Extracted data
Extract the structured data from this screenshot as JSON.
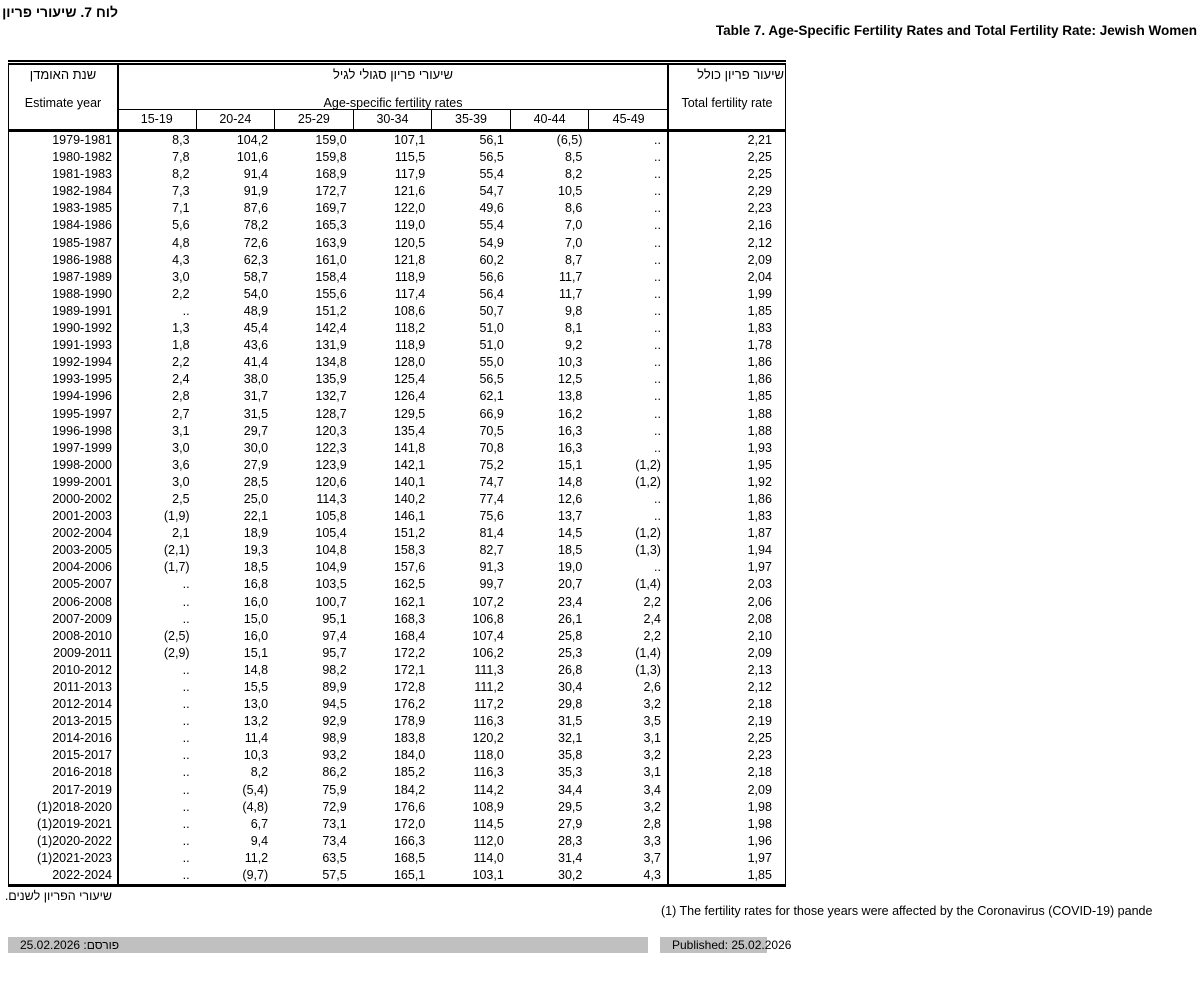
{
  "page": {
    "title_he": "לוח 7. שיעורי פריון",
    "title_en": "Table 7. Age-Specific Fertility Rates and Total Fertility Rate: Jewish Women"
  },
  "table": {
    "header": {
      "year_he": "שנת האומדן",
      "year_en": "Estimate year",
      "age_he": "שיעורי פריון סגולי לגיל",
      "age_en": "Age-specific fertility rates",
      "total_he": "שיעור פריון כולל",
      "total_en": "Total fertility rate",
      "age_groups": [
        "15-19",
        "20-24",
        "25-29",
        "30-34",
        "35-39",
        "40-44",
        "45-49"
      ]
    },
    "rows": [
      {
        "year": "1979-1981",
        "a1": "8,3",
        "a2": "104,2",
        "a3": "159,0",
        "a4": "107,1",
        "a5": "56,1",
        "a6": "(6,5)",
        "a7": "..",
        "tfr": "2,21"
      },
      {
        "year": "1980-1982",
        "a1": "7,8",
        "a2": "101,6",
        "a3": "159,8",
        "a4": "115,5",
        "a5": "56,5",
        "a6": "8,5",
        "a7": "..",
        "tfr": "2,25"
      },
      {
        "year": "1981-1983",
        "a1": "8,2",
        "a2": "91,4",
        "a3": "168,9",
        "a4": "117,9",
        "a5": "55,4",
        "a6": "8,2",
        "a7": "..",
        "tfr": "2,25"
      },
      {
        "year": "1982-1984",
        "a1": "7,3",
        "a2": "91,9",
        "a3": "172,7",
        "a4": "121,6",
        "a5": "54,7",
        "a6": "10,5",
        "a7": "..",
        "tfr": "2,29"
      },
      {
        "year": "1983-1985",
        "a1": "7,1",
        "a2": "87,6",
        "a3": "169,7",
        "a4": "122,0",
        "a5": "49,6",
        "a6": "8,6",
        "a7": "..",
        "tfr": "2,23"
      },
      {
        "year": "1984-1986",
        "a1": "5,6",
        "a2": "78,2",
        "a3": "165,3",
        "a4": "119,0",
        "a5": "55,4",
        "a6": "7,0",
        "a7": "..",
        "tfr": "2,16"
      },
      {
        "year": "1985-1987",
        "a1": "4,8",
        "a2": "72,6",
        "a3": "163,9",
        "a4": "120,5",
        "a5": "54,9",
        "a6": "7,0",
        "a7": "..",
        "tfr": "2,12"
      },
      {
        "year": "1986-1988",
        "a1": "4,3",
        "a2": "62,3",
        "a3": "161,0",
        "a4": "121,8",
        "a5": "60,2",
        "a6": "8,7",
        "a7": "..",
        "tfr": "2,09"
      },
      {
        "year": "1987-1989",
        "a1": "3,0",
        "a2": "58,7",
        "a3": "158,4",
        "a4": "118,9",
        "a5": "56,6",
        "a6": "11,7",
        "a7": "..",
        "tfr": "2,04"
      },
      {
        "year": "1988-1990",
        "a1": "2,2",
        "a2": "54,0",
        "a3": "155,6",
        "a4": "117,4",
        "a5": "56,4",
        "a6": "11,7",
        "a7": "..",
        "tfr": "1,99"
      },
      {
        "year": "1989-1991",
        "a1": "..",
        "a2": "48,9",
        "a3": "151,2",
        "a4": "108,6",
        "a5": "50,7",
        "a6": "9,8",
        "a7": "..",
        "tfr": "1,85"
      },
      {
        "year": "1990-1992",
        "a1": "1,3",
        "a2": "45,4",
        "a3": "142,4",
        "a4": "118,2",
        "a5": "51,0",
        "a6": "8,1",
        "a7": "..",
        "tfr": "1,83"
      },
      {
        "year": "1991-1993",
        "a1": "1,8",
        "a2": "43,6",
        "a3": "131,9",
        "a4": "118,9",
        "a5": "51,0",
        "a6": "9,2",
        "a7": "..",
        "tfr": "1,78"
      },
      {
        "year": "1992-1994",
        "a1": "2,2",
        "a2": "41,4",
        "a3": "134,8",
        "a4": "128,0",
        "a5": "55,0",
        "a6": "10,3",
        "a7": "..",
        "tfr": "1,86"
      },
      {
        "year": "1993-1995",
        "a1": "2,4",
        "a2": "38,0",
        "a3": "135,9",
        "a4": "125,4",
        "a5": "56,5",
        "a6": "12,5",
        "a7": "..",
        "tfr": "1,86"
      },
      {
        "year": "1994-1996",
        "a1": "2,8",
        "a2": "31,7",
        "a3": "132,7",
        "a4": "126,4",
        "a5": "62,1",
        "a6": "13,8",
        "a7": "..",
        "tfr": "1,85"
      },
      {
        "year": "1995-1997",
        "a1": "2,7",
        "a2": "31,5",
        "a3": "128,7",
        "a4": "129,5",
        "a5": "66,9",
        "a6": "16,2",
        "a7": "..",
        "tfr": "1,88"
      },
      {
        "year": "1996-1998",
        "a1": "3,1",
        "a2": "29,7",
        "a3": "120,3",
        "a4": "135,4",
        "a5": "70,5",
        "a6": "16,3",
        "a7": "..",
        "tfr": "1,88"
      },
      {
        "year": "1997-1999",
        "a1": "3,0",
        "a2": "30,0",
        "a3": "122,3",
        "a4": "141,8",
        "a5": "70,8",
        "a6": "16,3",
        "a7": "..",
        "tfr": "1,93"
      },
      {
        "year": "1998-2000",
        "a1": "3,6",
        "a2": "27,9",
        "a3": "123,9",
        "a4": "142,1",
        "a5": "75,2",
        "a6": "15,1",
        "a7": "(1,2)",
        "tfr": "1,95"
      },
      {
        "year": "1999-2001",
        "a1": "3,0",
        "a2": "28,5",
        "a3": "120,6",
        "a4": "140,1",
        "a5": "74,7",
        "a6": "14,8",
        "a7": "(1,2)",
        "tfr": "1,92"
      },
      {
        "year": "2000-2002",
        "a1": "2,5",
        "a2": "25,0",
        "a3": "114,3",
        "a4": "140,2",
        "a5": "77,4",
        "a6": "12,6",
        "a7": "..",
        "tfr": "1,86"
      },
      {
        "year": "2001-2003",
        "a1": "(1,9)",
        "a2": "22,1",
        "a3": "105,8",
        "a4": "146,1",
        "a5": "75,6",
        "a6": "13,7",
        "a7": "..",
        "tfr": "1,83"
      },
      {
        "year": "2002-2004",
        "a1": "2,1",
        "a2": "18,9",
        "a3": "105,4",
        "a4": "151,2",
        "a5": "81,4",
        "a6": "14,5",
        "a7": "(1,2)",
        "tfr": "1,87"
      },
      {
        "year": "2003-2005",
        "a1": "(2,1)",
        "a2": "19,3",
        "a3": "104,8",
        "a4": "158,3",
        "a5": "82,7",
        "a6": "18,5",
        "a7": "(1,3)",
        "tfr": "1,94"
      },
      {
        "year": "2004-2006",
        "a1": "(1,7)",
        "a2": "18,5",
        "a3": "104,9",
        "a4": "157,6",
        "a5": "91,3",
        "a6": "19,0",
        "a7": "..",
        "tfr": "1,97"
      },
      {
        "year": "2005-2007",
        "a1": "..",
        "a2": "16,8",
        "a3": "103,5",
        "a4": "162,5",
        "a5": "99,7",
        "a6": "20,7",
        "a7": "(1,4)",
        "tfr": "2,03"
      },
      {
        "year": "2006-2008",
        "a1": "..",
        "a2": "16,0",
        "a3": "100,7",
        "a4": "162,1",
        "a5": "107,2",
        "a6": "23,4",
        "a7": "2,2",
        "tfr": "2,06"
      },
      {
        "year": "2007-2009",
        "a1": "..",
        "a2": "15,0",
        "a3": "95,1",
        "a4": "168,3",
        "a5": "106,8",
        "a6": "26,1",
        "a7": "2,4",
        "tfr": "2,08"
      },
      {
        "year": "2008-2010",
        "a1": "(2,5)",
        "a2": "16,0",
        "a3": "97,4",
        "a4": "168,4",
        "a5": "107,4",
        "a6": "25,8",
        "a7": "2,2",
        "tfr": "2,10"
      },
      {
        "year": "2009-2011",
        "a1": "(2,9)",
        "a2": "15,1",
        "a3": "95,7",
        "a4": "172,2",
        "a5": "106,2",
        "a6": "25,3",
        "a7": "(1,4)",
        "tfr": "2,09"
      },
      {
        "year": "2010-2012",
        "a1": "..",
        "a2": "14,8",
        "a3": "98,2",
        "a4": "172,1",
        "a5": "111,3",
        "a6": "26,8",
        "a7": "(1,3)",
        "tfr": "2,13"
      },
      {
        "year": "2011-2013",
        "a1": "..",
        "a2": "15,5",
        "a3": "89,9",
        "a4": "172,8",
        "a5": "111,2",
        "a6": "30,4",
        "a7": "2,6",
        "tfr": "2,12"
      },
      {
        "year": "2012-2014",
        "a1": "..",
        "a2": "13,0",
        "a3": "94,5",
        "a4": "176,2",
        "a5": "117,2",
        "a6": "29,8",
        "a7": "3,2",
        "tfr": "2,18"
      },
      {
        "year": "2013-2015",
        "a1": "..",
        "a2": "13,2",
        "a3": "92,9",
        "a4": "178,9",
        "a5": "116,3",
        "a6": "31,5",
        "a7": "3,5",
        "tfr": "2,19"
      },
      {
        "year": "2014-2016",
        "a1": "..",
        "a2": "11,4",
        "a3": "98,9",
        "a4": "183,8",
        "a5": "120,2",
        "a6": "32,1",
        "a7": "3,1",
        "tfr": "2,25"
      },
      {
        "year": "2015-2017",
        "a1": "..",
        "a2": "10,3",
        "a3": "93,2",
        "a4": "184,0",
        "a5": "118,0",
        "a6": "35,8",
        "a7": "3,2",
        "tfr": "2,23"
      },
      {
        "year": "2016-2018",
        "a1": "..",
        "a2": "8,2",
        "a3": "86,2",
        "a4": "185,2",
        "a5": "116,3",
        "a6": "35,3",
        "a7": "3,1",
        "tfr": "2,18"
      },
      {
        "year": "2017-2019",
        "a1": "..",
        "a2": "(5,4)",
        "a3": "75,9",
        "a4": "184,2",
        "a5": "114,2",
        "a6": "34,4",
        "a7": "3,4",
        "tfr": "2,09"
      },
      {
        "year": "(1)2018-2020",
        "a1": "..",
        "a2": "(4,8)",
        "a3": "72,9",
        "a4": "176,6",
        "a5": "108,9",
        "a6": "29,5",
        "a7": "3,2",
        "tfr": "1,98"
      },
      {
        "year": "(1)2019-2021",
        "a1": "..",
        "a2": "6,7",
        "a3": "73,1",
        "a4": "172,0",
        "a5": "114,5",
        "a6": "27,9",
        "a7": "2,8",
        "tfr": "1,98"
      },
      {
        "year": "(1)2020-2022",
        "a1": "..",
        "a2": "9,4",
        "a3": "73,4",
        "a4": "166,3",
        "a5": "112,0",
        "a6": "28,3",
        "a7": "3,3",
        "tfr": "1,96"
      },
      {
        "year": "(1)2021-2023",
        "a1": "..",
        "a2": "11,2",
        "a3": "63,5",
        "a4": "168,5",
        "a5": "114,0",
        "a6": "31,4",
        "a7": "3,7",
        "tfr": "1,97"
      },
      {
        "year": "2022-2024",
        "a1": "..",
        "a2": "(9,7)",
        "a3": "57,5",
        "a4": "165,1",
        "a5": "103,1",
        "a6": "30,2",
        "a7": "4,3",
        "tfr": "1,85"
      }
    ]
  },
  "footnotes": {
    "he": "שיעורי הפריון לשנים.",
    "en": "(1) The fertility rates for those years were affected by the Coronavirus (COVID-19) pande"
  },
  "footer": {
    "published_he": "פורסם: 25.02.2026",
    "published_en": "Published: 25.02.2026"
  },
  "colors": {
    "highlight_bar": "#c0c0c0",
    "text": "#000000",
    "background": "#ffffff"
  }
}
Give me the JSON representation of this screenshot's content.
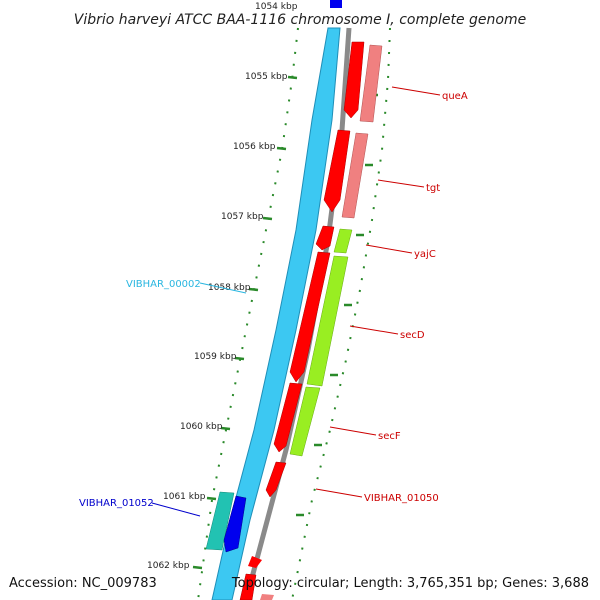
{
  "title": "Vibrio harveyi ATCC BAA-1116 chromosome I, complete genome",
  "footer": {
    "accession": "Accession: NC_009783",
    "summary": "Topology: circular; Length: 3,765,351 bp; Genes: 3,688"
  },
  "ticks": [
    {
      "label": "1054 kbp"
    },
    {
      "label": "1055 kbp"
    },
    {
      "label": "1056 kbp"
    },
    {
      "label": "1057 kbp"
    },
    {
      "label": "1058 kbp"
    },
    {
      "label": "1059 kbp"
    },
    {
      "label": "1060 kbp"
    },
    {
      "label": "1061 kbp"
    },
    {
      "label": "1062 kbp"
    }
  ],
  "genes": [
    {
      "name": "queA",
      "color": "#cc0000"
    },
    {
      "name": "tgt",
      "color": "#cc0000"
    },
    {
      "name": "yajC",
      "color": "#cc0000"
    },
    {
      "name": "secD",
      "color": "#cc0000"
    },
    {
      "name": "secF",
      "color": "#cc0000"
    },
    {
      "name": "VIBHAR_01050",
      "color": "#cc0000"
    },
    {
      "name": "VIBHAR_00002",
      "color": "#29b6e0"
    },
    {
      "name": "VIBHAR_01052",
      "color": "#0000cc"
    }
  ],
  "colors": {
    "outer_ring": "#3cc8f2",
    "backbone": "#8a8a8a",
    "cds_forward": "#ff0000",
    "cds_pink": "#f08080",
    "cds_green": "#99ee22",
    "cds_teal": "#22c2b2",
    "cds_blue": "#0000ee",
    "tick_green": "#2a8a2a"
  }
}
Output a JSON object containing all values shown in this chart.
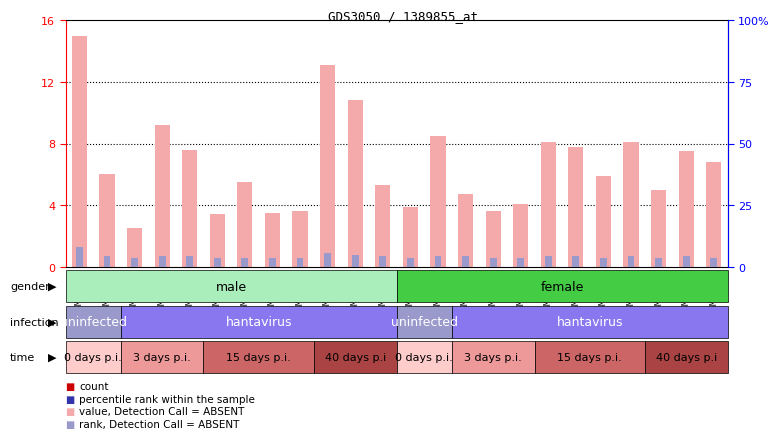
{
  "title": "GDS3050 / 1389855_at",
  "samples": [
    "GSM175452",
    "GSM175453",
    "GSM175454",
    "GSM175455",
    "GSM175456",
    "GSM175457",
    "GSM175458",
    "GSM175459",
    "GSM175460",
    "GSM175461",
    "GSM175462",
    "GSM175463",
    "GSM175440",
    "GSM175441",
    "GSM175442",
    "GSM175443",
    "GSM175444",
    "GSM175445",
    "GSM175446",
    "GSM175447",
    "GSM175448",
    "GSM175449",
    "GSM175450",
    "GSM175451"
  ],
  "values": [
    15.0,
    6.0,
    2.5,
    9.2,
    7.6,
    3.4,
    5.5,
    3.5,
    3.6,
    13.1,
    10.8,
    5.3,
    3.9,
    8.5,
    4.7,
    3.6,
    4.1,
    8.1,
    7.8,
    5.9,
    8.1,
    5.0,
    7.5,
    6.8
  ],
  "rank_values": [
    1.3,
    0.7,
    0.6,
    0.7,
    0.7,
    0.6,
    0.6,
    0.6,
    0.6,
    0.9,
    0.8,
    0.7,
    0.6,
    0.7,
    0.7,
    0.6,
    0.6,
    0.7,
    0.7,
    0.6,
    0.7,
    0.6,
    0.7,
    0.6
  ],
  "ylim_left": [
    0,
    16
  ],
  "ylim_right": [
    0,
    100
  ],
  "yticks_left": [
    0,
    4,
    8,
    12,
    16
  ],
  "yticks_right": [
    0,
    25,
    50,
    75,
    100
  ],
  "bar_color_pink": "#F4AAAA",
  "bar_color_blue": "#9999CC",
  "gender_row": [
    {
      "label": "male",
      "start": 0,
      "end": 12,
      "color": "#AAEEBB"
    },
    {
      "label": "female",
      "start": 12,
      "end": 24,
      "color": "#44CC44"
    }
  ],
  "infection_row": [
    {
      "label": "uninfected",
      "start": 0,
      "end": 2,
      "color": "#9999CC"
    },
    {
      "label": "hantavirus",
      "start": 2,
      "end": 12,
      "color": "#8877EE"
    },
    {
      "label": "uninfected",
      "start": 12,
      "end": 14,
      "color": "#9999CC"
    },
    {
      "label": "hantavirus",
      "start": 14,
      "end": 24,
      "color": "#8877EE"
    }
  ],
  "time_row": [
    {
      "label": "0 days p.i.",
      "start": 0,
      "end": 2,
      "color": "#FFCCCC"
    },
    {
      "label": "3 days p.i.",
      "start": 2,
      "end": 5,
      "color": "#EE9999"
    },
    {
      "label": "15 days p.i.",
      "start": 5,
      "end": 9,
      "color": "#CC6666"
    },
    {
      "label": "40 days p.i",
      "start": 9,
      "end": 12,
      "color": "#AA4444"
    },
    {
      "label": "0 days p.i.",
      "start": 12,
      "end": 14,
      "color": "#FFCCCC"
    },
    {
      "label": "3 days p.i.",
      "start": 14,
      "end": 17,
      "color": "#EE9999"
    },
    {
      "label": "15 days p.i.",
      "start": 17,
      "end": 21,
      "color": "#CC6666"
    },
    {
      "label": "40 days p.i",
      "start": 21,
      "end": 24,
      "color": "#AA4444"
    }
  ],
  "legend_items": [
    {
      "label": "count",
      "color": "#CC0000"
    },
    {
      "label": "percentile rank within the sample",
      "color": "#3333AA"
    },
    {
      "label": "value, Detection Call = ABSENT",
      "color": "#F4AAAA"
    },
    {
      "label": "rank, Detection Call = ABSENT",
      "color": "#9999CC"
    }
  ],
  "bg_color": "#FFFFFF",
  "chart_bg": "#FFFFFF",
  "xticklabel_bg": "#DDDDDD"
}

Exercise prompt
In the records above, locate every line with the string "Call" and copy it.

Answer space
      "label": "value, Detection Call = ABSENT",
      "label": "rank, Detection Call = ABSENT",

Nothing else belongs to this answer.